[Dataset records]
══════════

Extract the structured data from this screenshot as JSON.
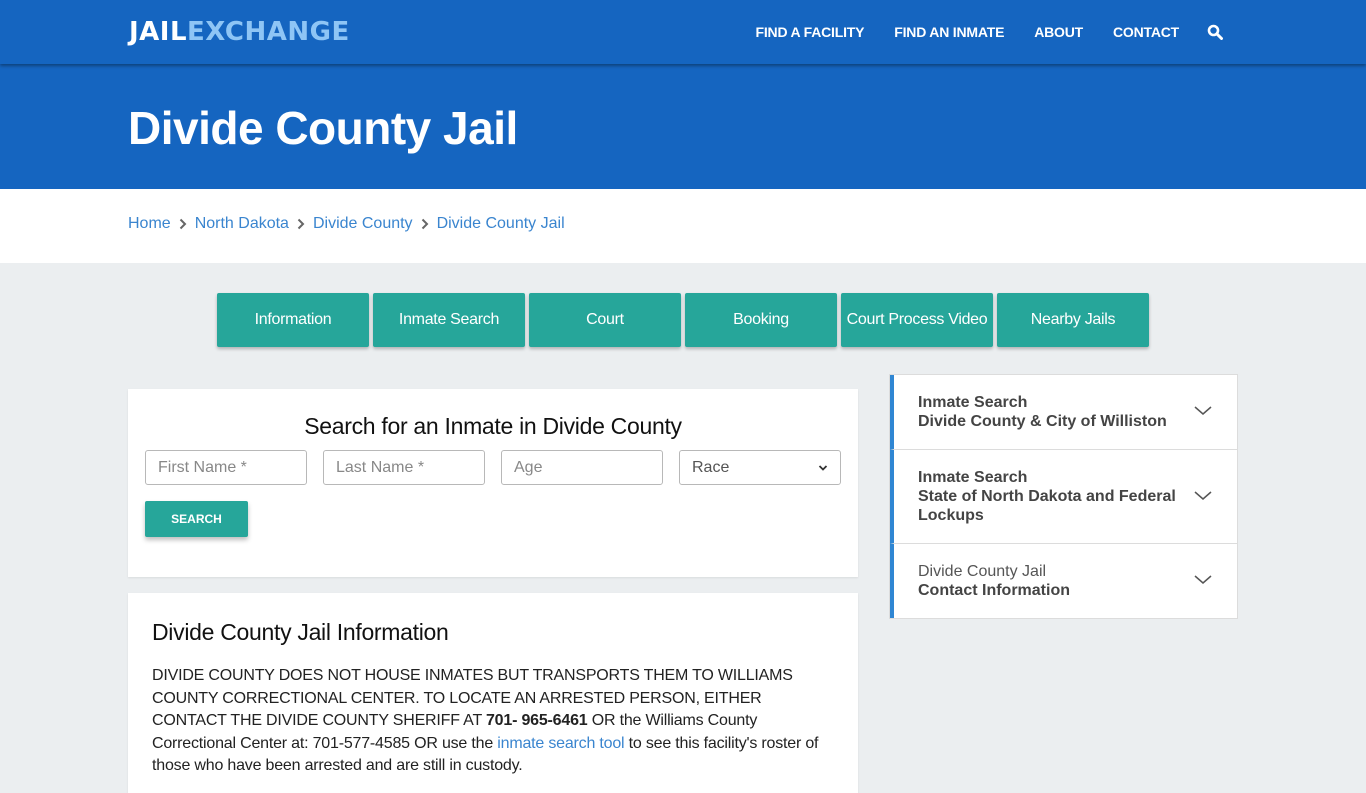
{
  "brand": {
    "part1": "JAIL",
    "part2": "EXCHANGE"
  },
  "nav": {
    "items": [
      "FIND A FACILITY",
      "FIND AN INMATE",
      "ABOUT",
      "CONTACT"
    ],
    "search_icon": "search-icon"
  },
  "hero": {
    "title": "Divide County Jail"
  },
  "breadcrumb": [
    "Home",
    "North Dakota",
    "Divide County",
    "Divide County Jail"
  ],
  "tabs": [
    "Information",
    "Inmate Search",
    "Court",
    "Booking",
    "Court Process Video",
    "Nearby Jails"
  ],
  "search": {
    "title": "Search for an Inmate in Divide County",
    "first_name_placeholder": "First Name *",
    "last_name_placeholder": "Last Name *",
    "age_placeholder": "Age",
    "race_selected": "Race",
    "button": "SEARCH"
  },
  "info": {
    "title": "Divide County Jail Information",
    "text1": "DIVIDE COUNTY DOES NOT HOUSE INMATES BUT TRANSPORTS THEM TO WILLIAMS COUNTY CORRECTIONAL CENTER.  TO LOCATE AN ARRESTED PERSON, EITHER CONTACT THE DIVIDE COUNTY SHERIFF AT ",
    "phone": "701- 965-6461",
    "text2": " OR the Williams County Correctional Center at: 701-577-4585 OR use the ",
    "link": "inmate search tool",
    "text3": " to see this facility's roster of those who have been arrested and are still in custody."
  },
  "sidebar": {
    "items": [
      {
        "line1": "Inmate Search",
        "line2": "Divide County & City of Williston"
      },
      {
        "line1": "Inmate Search",
        "line2": "State of North Dakota and Federal Lockups"
      },
      {
        "line1": "Divide County Jail",
        "line2": "Contact Information"
      }
    ]
  },
  "colors": {
    "primary": "#1565c0",
    "teal": "#26a69a",
    "link": "#3a85cf",
    "accent_border": "#2f86d3",
    "background": "#ebeef0"
  }
}
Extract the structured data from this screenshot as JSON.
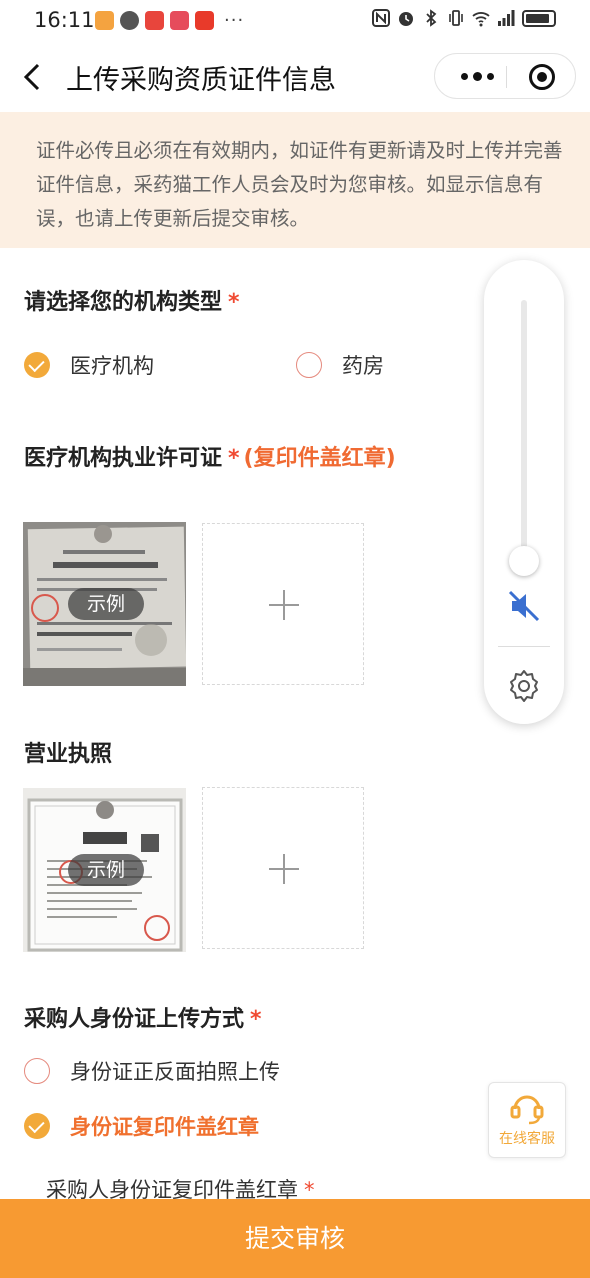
{
  "status_bar": {
    "time": "16:11",
    "more": "···"
  },
  "header": {
    "title": "上传采购资质证件信息"
  },
  "notice": {
    "text": "证件必传且必须在有效期内，如证件有更新请及时上传并完善证件信息，采药猫工作人员会及时为您审核。如显示信息有误，也请上传更新后提交审核。"
  },
  "org_type": {
    "label": "请选择您的机构类型",
    "required_mark": "*",
    "options": [
      {
        "label": "医疗机构",
        "checked": true
      },
      {
        "label": "药房",
        "checked": false
      }
    ]
  },
  "medical_license": {
    "label": "医疗机构执业许可证",
    "required_mark": "*",
    "hint": "(复印件盖红章)",
    "sample_badge": "示例"
  },
  "business_license": {
    "label": "营业执照",
    "sample_badge": "示例"
  },
  "id_upload": {
    "label": "采购人身份证上传方式",
    "required_mark": "*",
    "options": [
      {
        "label": "身份证正反面拍照上传",
        "checked": false
      },
      {
        "label": "身份证复印件盖红章",
        "checked": true
      }
    ],
    "subfield_label": "采购人身份证复印件盖红章",
    "subfield_required_mark": "*"
  },
  "float_panel": {
    "volume_level": 0.0,
    "muted": true
  },
  "service_button": {
    "label": "在线客服"
  },
  "submit_button": {
    "label": "提交审核"
  },
  "colors": {
    "accent": "#f79a32",
    "required": "#f04a32",
    "notice_bg": "#fcefe2",
    "checked": "#f2a93a"
  }
}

══════════

_What the task asks:_
Extract each line holding the word "Name" from the records.

_Written answer:_
    "first_name_placeholder": "First Name *",
    "last_name_placeholder": "Last Name *",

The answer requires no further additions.